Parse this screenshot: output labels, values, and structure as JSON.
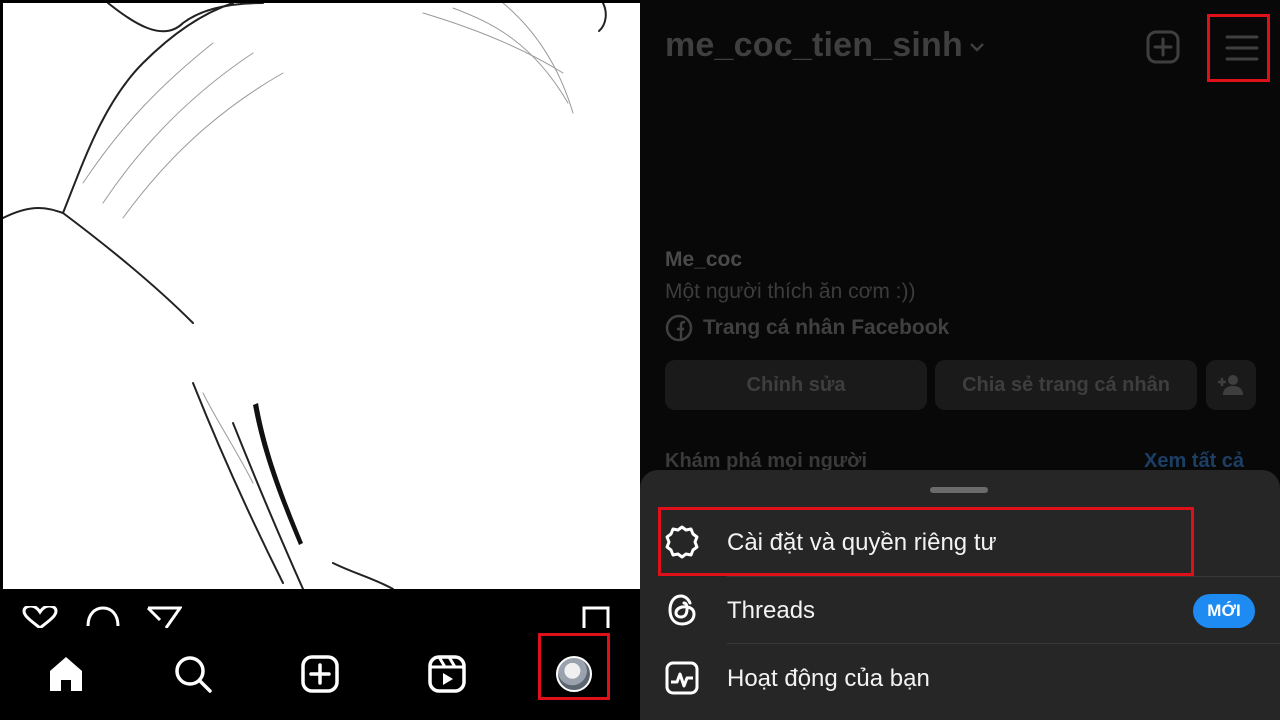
{
  "left_panel": {
    "post_actions": {
      "like_icon": "heart-icon",
      "comment_icon": "comment-icon",
      "share_icon": "send-icon",
      "save_icon": "bookmark-icon"
    },
    "bottom_nav": {
      "items": [
        {
          "icon": "home-icon"
        },
        {
          "icon": "search-icon"
        },
        {
          "icon": "create-icon"
        },
        {
          "icon": "reels-icon"
        },
        {
          "icon": "profile-avatar"
        }
      ]
    }
  },
  "right_panel": {
    "header": {
      "username": "me_coc_tien_sinh",
      "dropdown_icon": "chevron-down-icon",
      "create_icon": "plus-square-icon",
      "menu_icon": "hamburger-menu-icon"
    },
    "profile": {
      "display_name": "Me_coc",
      "bio": "Một người thích ăn cơm :))",
      "facebook_link": "Trang cá nhân Facebook"
    },
    "buttons": {
      "edit": "Chỉnh sửa",
      "share": "Chia sẻ trang cá nhân",
      "add_person_icon": "add-person-icon"
    },
    "discover": {
      "title": "Khám phá mọi người",
      "see_all": "Xem tất cả"
    },
    "menu_sheet": {
      "items": [
        {
          "label": "Cài đặt và quyền riêng tư",
          "icon": "settings-gear-icon"
        },
        {
          "label": "Threads",
          "icon": "threads-icon",
          "badge": "MỚI"
        },
        {
          "label": "Hoạt động của bạn",
          "icon": "activity-icon"
        }
      ]
    }
  },
  "colors": {
    "highlight_box": "#e0101b",
    "badge_blue": "#1d8bf1",
    "sheet_bg": "#262626"
  }
}
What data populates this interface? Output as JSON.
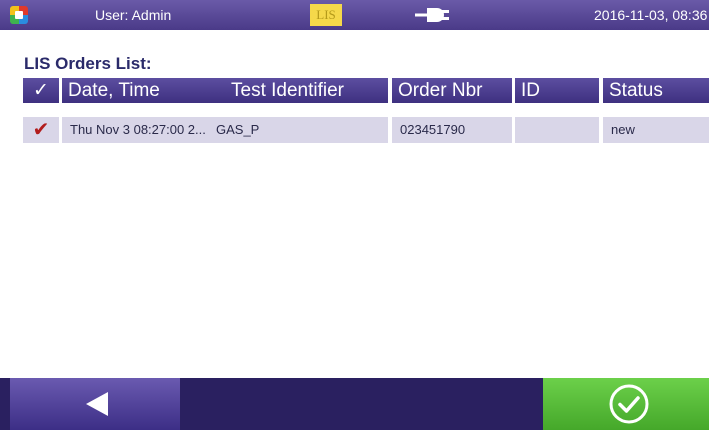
{
  "statusbar": {
    "user": "User: Admin",
    "lis_badge": "LIS",
    "datetime": "2016-11-03, 08:36",
    "connection_icon": "plug-icon"
  },
  "page": {
    "title": "LIS Orders List:"
  },
  "table": {
    "headers": [
      "✓",
      "Date, Time",
      "Test Identifier",
      "Order Nbr",
      "ID",
      "Status"
    ],
    "rows": [
      {
        "check": "✔",
        "date_time": "Thu Nov 3 08:27:00 2...",
        "test_identifier": "GAS_P",
        "order_nbr": "023451790",
        "id": "",
        "status": "new"
      }
    ]
  },
  "footer": {
    "back_icon": "back-arrow-icon",
    "ok_icon": "checkmark-circle-icon"
  },
  "colors": {
    "header_purple": "#4a3a88",
    "row_bg": "#d9d6e8",
    "ok_green": "#55b834",
    "check_red": "#b21c1c",
    "lis_yellow": "#f5d84a"
  }
}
========================
Pictures appear in the records above. Output everything except them, exactly.

* **THE REPLY**
Parse this screenshot: output labels, values, and structure as JSON.
{
  "left_panel": {
    "post_actions": {
      "like_icon": "heart-icon",
      "comment_icon": "comment-icon",
      "share_icon": "send-icon",
      "save_icon": "bookmark-icon"
    },
    "bottom_nav": {
      "items": [
        {
          "icon": "home-icon"
        },
        {
          "icon": "search-icon"
        },
        {
          "icon": "create-icon"
        },
        {
          "icon": "reels-icon"
        },
        {
          "icon": "profile-avatar"
        }
      ]
    }
  },
  "right_panel": {
    "header": {
      "username": "me_coc_tien_sinh",
      "dropdown_icon": "chevron-down-icon",
      "create_icon": "plus-square-icon",
      "menu_icon": "hamburger-menu-icon"
    },
    "profile": {
      "display_name": "Me_coc",
      "bio": "Một người thích ăn cơm :))",
      "facebook_link": "Trang cá nhân Facebook"
    },
    "buttons": {
      "edit": "Chỉnh sửa",
      "share": "Chia sẻ trang cá nhân",
      "add_person_icon": "add-person-icon"
    },
    "discover": {
      "title": "Khám phá mọi người",
      "see_all": "Xem tất cả"
    },
    "menu_sheet": {
      "items": [
        {
          "label": "Cài đặt và quyền riêng tư",
          "icon": "settings-gear-icon"
        },
        {
          "label": "Threads",
          "icon": "threads-icon",
          "badge": "MỚI"
        },
        {
          "label": "Hoạt động của bạn",
          "icon": "activity-icon"
        }
      ]
    }
  },
  "colors": {
    "highlight_box": "#e0101b",
    "badge_blue": "#1d8bf1",
    "sheet_bg": "#262626"
  }
}
What data populates this interface? Output as JSON.
{
  "statusbar": {
    "user": "User: Admin",
    "lis_badge": "LIS",
    "datetime": "2016-11-03, 08:36",
    "connection_icon": "plug-icon"
  },
  "page": {
    "title": "LIS Orders List:"
  },
  "table": {
    "headers": [
      "✓",
      "Date, Time",
      "Test Identifier",
      "Order Nbr",
      "ID",
      "Status"
    ],
    "rows": [
      {
        "check": "✔",
        "date_time": "Thu Nov 3 08:27:00 2...",
        "test_identifier": "GAS_P",
        "order_nbr": "023451790",
        "id": "",
        "status": "new"
      }
    ]
  },
  "footer": {
    "back_icon": "back-arrow-icon",
    "ok_icon": "checkmark-circle-icon"
  },
  "colors": {
    "header_purple": "#4a3a88",
    "row_bg": "#d9d6e8",
    "ok_green": "#55b834",
    "check_red": "#b21c1c",
    "lis_yellow": "#f5d84a"
  }
}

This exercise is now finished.